(Excerpts from a figure dataset)
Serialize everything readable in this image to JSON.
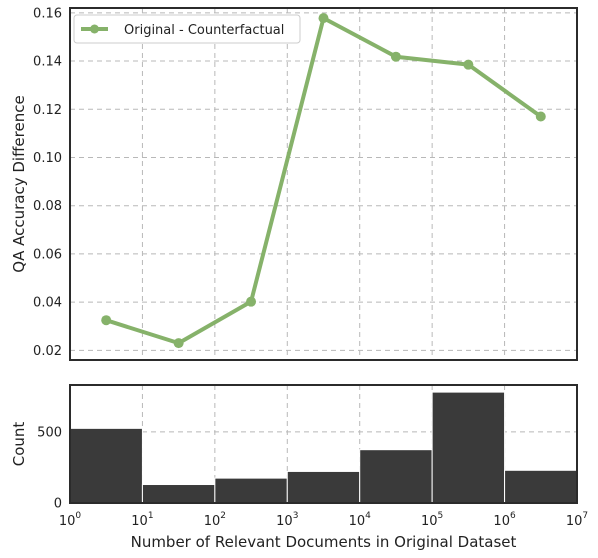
{
  "chart_data": [
    {
      "type": "line",
      "ylabel": "QA Accuracy Difference",
      "xscale": "log",
      "xlim": [
        1,
        10000000
      ],
      "ylim": [
        0.016,
        0.162
      ],
      "yticks": [
        0.02,
        0.04,
        0.06,
        0.08,
        0.1,
        0.12,
        0.14,
        0.16
      ],
      "ytick_labels": [
        "0.02",
        "0.04",
        "0.06",
        "0.08",
        "0.10",
        "0.12",
        "0.14",
        "0.16"
      ],
      "grid": true,
      "legend_position": "top-left",
      "series": [
        {
          "name": "Original - Counterfactual",
          "color": "#86b26a",
          "x": [
            3.16,
            31.6,
            316,
            3162,
            31623,
            316228,
            3162278
          ],
          "y": [
            0.0325,
            0.023,
            0.0402,
            0.1578,
            0.1418,
            0.1385,
            0.117
          ]
        }
      ]
    },
    {
      "type": "bar",
      "ylabel": "Count",
      "xlabel": "Number of Relevant Documents in Original Dataset",
      "xscale": "log",
      "xlim": [
        1,
        10000000
      ],
      "ylim": [
        0,
        830
      ],
      "yticks": [
        0,
        500
      ],
      "ytick_labels": [
        "0",
        "500"
      ],
      "xticks": [
        1,
        10,
        100,
        1000,
        10000,
        100000,
        1000000,
        10000000
      ],
      "xtick_labels": [
        {
          "base": "10",
          "exp": "0"
        },
        {
          "base": "10",
          "exp": "1"
        },
        {
          "base": "10",
          "exp": "2"
        },
        {
          "base": "10",
          "exp": "3"
        },
        {
          "base": "10",
          "exp": "4"
        },
        {
          "base": "10",
          "exp": "5"
        },
        {
          "base": "10",
          "exp": "6"
        },
        {
          "base": "10",
          "exp": "7"
        }
      ],
      "grid": true,
      "bar_color": "#3a3a3a",
      "bins": [
        {
          "from": 1,
          "to": 10,
          "count": 525
        },
        {
          "from": 10,
          "to": 100,
          "count": 130
        },
        {
          "from": 100,
          "to": 1000,
          "count": 175
        },
        {
          "from": 1000,
          "to": 10000,
          "count": 222
        },
        {
          "from": 10000,
          "to": 100000,
          "count": 375
        },
        {
          "from": 100000,
          "to": 1000000,
          "count": 780
        },
        {
          "from": 1000000,
          "to": 10000000,
          "count": 230
        }
      ]
    }
  ]
}
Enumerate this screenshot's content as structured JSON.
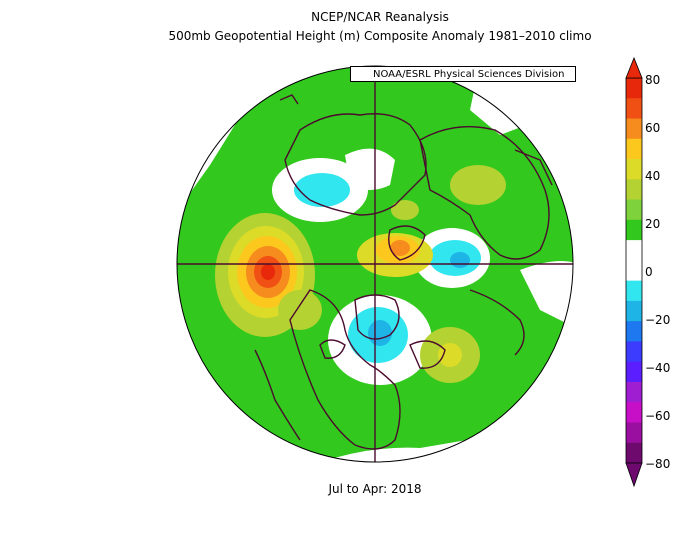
{
  "header": {
    "title_line1": "NCEP/NCAR Reanalysis",
    "title_line2": "500mb Geopotential Height (m) Composite Anomaly 1981–2010 climo",
    "credit": "NOAA/ESRL Physical Sciences Division"
  },
  "footer": {
    "period": "Jul to Apr: 2018"
  },
  "colorbar": {
    "labels": [
      "80",
      "60",
      "40",
      "20",
      "0",
      "−20",
      "−40",
      "−60",
      "−80"
    ],
    "colors": [
      "#e8280a",
      "#f05014",
      "#f78c1e",
      "#fcc81e",
      "#dcdc28",
      "#b4d232",
      "#7ed23c",
      "#32c81e",
      "#ffffff",
      "#ffffff",
      "#32e6f0",
      "#1eb4e6",
      "#1e78f0",
      "#3c3cff",
      "#5a1eff",
      "#a01ed2",
      "#c80fc8",
      "#9b0fa0",
      "#6e0a6e"
    ]
  },
  "map": {
    "projection": "north-polar-stereographic",
    "anomalies": [
      {
        "name": "northeast-pacific-ridge",
        "sign": "positive",
        "peak_m": 80
      },
      {
        "name": "north-canada-trough",
        "sign": "negative",
        "peak_m": -20
      },
      {
        "name": "arctic-ridge",
        "sign": "positive",
        "peak_m": 50
      },
      {
        "name": "northern-europe-trough",
        "sign": "negative",
        "peak_m": -20
      },
      {
        "name": "siberia-trough",
        "sign": "negative",
        "peak_m": -30
      },
      {
        "name": "north-atlantic-ridge",
        "sign": "positive",
        "peak_m": 40
      },
      {
        "name": "eastern-europe-ridge",
        "sign": "positive",
        "peak_m": 40
      }
    ]
  }
}
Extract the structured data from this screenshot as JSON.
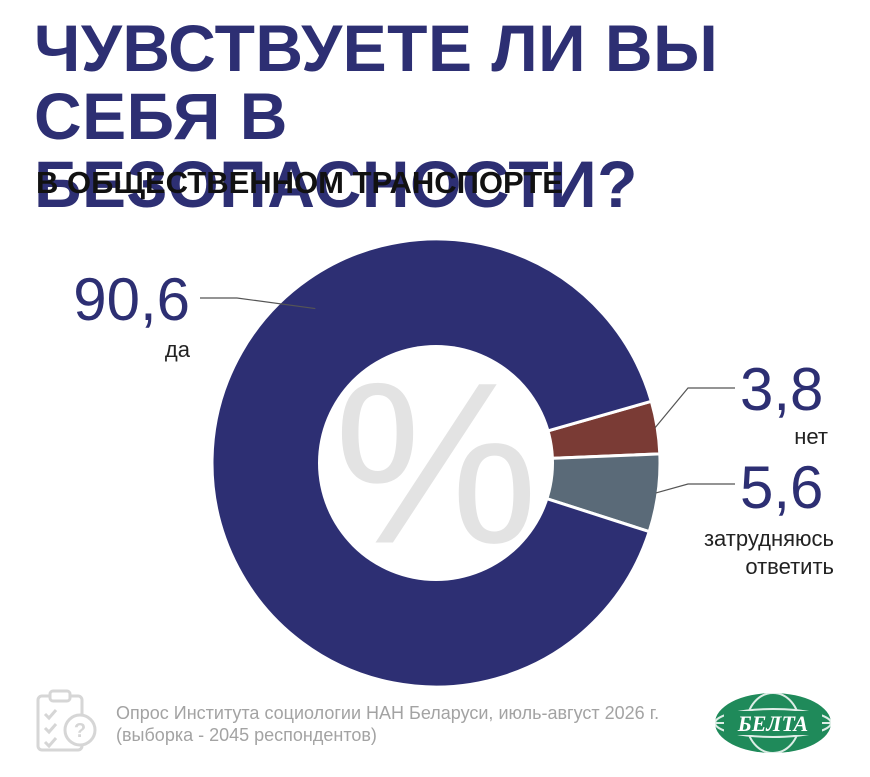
{
  "header": {
    "title_line1": "ЧУВСТВУЕТЕ ЛИ ВЫ",
    "title_line2": "СЕБЯ В БЕЗОПАСНОСТИ?",
    "subtitle": "В ОБЩЕСТВЕННОМ ТРАНСПОРТЕ"
  },
  "chart_data": {
    "type": "pie",
    "variant": "donut",
    "center_symbol": "%",
    "slices": [
      {
        "label": "да",
        "value": 90.6,
        "value_text": "90,6",
        "color": "#2d2f73"
      },
      {
        "label": "нет",
        "value": 3.8,
        "value_text": "3,8",
        "color": "#7a3b35"
      },
      {
        "label": "затрудняюсь ответить",
        "label_lines": [
          "затрудняюсь",
          "ответить"
        ],
        "value": 5.6,
        "value_text": "5,6",
        "color": "#5a6a78"
      }
    ]
  },
  "footer": {
    "source_line1": "Опрос Института социологии НАН Беларуси, июль-август 2026 г.",
    "source_line2": "(выборка - 2045 респондентов)",
    "icon": "clipboard-question-icon",
    "logo_text": "БЕЛТА",
    "logo_color": "#1f8a5a"
  },
  "colors": {
    "title": "#2d2f73",
    "center_symbol": "#e3e3e3",
    "footer_text": "#a3a3a3"
  }
}
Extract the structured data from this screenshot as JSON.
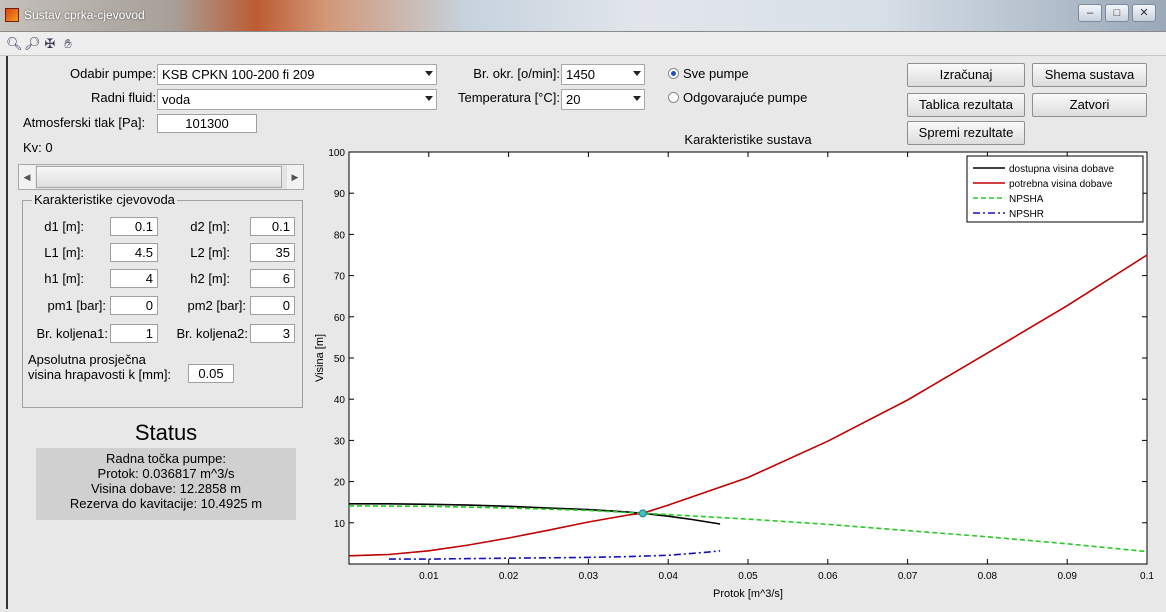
{
  "window": {
    "title": "Sustav cprka-cjevovod",
    "controls": [
      "–",
      "□",
      "✕"
    ]
  },
  "toolbar": {
    "icons": [
      "zoom-in-icon",
      "zoom-out-icon",
      "data-cursor-icon",
      "pan-hand-icon"
    ]
  },
  "form": {
    "pump_label": "Odabir pumpe:",
    "pump_value": "KSB CPKN 100-200 fi 209",
    "fluid_label": "Radni fluid:",
    "fluid_value": "voda",
    "atm_label": "Atmosferski tlak [Pa]:",
    "atm_value": "101300",
    "kv_label": "Kv: 0",
    "rpm_label": "Br. okr. [o/min]:",
    "rpm_value": "1450",
    "temp_label": "Temperatura [°C]:",
    "temp_value": "20",
    "radio_all": "Sve pumpe",
    "radio_match": "Odgovarajuće pumpe",
    "slider_fraction": 0.0
  },
  "buttons": {
    "calculate": "Izračunaj",
    "scheme": "Shema sustava",
    "table": "Tablica rezultata",
    "close": "Zatvori",
    "save": "Spremi rezultate"
  },
  "pipeline": {
    "title": "Karakteristike cjevovoda",
    "d1_label": "d1 [m]:",
    "d1_value": "0.1",
    "d2_label": "d2 [m]:",
    "d2_value": "0.1",
    "l1_label": "L1 [m]:",
    "l1_value": "4.5",
    "l2_label": "L2 [m]:",
    "l2_value": "35",
    "h1_label": "h1 [m]:",
    "h1_value": "4",
    "h2_label": "h2 [m]:",
    "h2_value": "6",
    "pm1_label": "pm1 [bar]:",
    "pm1_value": "0",
    "pm2_label": "pm2 [bar]:",
    "pm2_value": "0",
    "bk1_label": "Br. koljena1:",
    "bk1_value": "1",
    "bk2_label": "Br. koljena2:",
    "bk2_value": "3",
    "k_label_line1": "Apsolutna prosječna",
    "k_label_line2": "visina hrapavosti k [mm]:",
    "k_value": "0.05"
  },
  "status": {
    "title": "Status",
    "line1": "Radna točka pumpe:",
    "line2": "Protok: 0.036817 m^3/s",
    "line3": "Visina dobave: 12.2858 m",
    "line4": "Rezerva do kavitacije: 10.4925 m"
  },
  "chart_data": {
    "type": "line",
    "title": "Karakteristike sustava",
    "xlabel": "Protok [m^3/s]",
    "ylabel": "Visina [m]",
    "xlim": [
      0,
      0.1
    ],
    "ylim": [
      0,
      100
    ],
    "xticks": [
      0.01,
      0.02,
      0.03,
      0.04,
      0.05,
      0.06,
      0.07,
      0.08,
      0.09,
      0.1
    ],
    "xtick_labels": [
      "0.01",
      "0.02",
      "0.03",
      "0.04",
      "0.05",
      "0.06",
      "0.07",
      "0.08",
      "0.09",
      "0.1"
    ],
    "yticks": [
      10,
      20,
      30,
      40,
      50,
      60,
      70,
      80,
      90,
      100
    ],
    "ytick_labels": [
      "10",
      "20",
      "30",
      "40",
      "50",
      "60",
      "70",
      "80",
      "90",
      "100"
    ],
    "legend_position": "top-right",
    "series": [
      {
        "name": "dostupna visina dobave",
        "color": "#000000",
        "dash": "solid",
        "x": [
          0,
          0.005,
          0.01,
          0.015,
          0.02,
          0.025,
          0.03,
          0.035,
          0.0368,
          0.04,
          0.043,
          0.0465
        ],
        "y": [
          14.6,
          14.6,
          14.5,
          14.3,
          14.0,
          13.6,
          13.2,
          12.6,
          12.3,
          11.6,
          10.8,
          9.7
        ]
      },
      {
        "name": "potrebna visina dobave",
        "color": "#c00000",
        "dash": "solid",
        "x": [
          0,
          0.005,
          0.01,
          0.015,
          0.02,
          0.025,
          0.03,
          0.035,
          0.0368,
          0.04,
          0.05,
          0.06,
          0.07,
          0.08,
          0.09,
          0.1
        ],
        "y": [
          2.0,
          2.3,
          3.2,
          4.6,
          6.3,
          8.2,
          10.2,
          11.9,
          12.3,
          14.3,
          21.0,
          29.8,
          39.8,
          51.2,
          62.7,
          75.0
        ]
      },
      {
        "name": "NPSHA",
        "color": "#22cc22",
        "dash": "dashed",
        "x": [
          0,
          0.01,
          0.02,
          0.03,
          0.0368,
          0.04,
          0.05,
          0.06,
          0.07,
          0.08,
          0.09,
          0.1
        ],
        "y": [
          14.1,
          14.0,
          13.6,
          13.0,
          12.3,
          12.0,
          10.9,
          9.6,
          8.1,
          6.6,
          4.9,
          3.0
        ]
      },
      {
        "name": "NPSHR",
        "color": "#1010c0",
        "dash": "dashdot",
        "x": [
          0.005,
          0.01,
          0.015,
          0.02,
          0.025,
          0.03,
          0.035,
          0.04,
          0.045,
          0.0465
        ],
        "y": [
          1.2,
          1.2,
          1.3,
          1.4,
          1.5,
          1.6,
          1.8,
          2.1,
          2.9,
          3.2
        ]
      }
    ],
    "operating_point": {
      "x": 0.036817,
      "y": 12.2858,
      "color": "#40c0c0"
    }
  }
}
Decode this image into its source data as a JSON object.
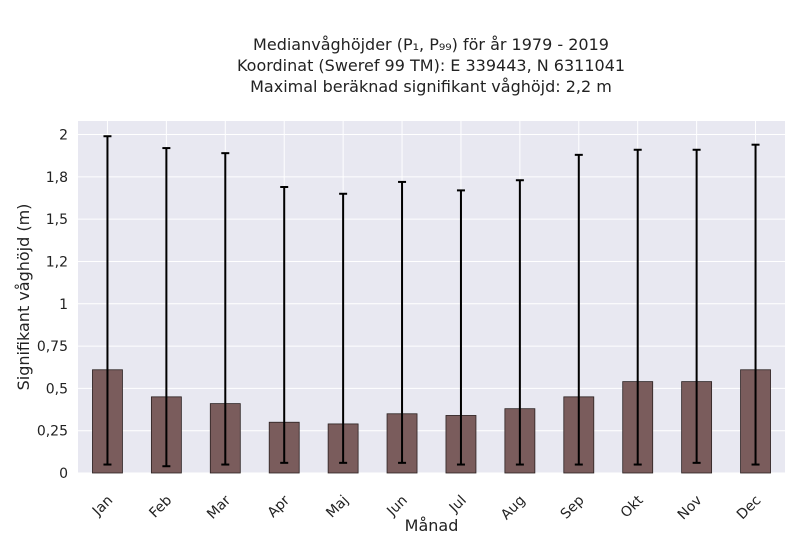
{
  "chart_data": {
    "type": "bar",
    "title_lines": [
      "Medianvåghöjder (P₁, P₉₉) för år 1979 - 2019",
      "Koordinat (Sweref 99 TM): E 339443, N 6311041",
      "Maximal beräknad signifikant våghöjd: 2,2 m"
    ],
    "xlabel": "Månad",
    "ylabel": "Signifikant våghöjd (m)",
    "categories": [
      "Jan",
      "Feb",
      "Mar",
      "Apr",
      "Maj",
      "Jun",
      "Jul",
      "Aug",
      "Sep",
      "Okt",
      "Nov",
      "Dec"
    ],
    "values": [
      0.61,
      0.45,
      0.41,
      0.3,
      0.29,
      0.35,
      0.34,
      0.38,
      0.45,
      0.54,
      0.54,
      0.61
    ],
    "p1": [
      0.05,
      0.04,
      0.05,
      0.06,
      0.06,
      0.06,
      0.05,
      0.05,
      0.05,
      0.05,
      0.06,
      0.05
    ],
    "p99": [
      1.99,
      1.92,
      1.89,
      1.69,
      1.65,
      1.72,
      1.67,
      1.73,
      1.88,
      1.91,
      1.91,
      1.94
    ],
    "ylim": [
      0,
      2.08
    ],
    "yticks": [
      0,
      0.25,
      0.5,
      0.75,
      1,
      1.25,
      1.5,
      1.75,
      2
    ],
    "ytick_labels": [
      "0",
      "0,25",
      "0,5",
      "0,75",
      "1",
      "1,2",
      "1,5",
      "1,8",
      "2"
    ],
    "grid": true,
    "colors": {
      "bar": "#7a5c5c",
      "bar_edge": "#2a2020",
      "errorbar": "#000000",
      "plot_bg": "#e8e8f1",
      "grid": "#ffffff"
    }
  }
}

▸ **WHAT THE TASK ASKS**:
For the data above, state only how many lines include the word "sustava".

▸ **COMPLETE OUTPUT**:
2